DIRECTIONS: Look through the listing for the word "Ejemplar". Copy each line that has it.

Items from a data source:
----
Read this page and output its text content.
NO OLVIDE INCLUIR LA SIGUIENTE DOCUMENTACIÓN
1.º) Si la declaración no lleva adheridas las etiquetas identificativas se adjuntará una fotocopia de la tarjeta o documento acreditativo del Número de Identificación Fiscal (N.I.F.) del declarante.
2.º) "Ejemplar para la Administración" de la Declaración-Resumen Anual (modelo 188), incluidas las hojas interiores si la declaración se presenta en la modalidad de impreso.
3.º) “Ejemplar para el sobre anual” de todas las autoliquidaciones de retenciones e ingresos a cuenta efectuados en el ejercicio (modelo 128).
----
ANSWER BELOW:
2.º) "Ejemplar para la Administración" de la Declaración-Resumen Anual (modelo 188), incluidas las hojas interiores si la declaración se presenta en la modalidad de impreso.
3.º) “Ejemplar para el sobre anual” de todas las autoliquidaciones de retenciones e ingresos a cuenta efectuados en el ejercicio (modelo 128).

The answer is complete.